What to work on: Write the data out again, character for character, with no images.

**** Provided data ****

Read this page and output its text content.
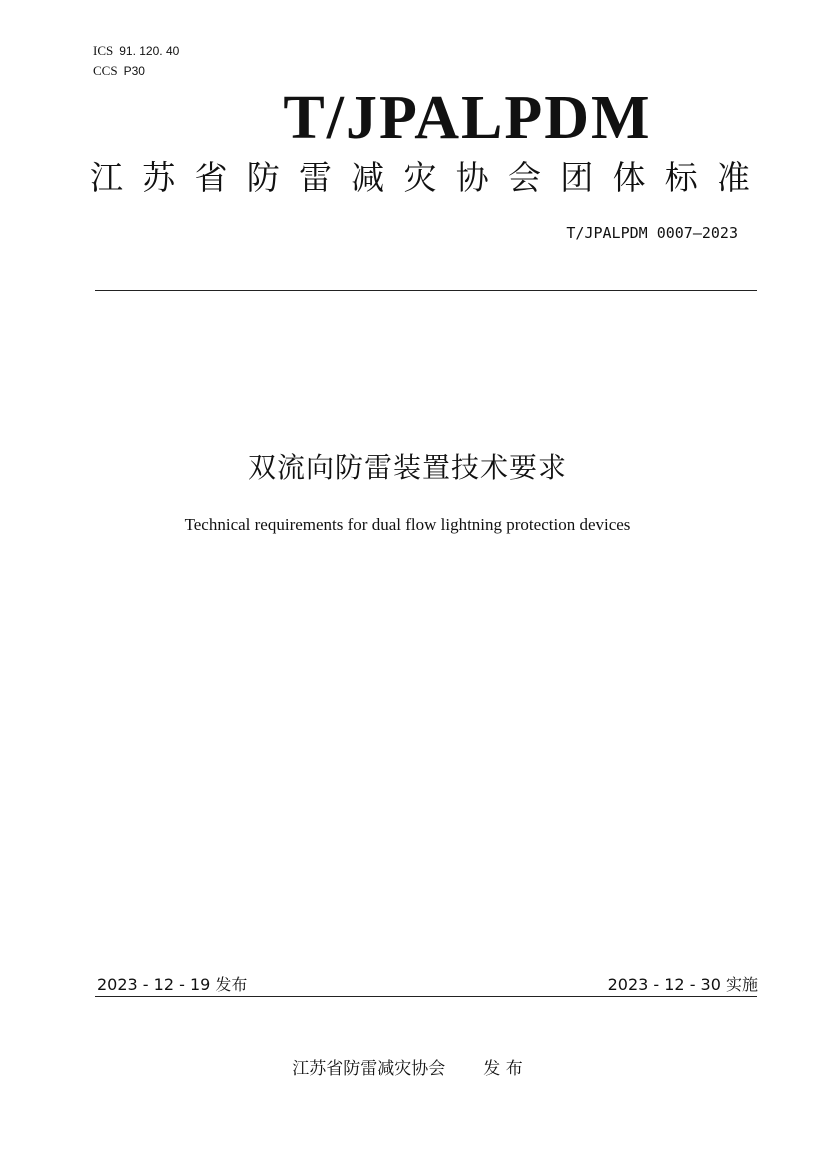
ICS 91. 120. 40
CCS P30
T/JPALPDM
江 苏 省 防 雷 减 灾 协 会 团 体 标 准
T/JPALPDM 0007—2023
双流向防雷装置技术要求
Technical requirements for dual flow lightning protection devices
2023 - 12 - 19 发布	2023 - 12 - 30 实施
江苏省防雷减灾协会 发 布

****

Reply to the exercise:
Read this page and output its text content.
ICS 91. 120. 40
CCS P30
T/JPALPDM
江 苏 省 防 雷 减 灾 协 会 团 体 标 准
T/JPALPDM 0007—2023
双流向防雷装置技术要求
Technical requirements for dual flow lightning protection devices
2023 - 12 - 19 发布	2023 - 12 - 30 实施
江苏省防雷减灾协会 发 布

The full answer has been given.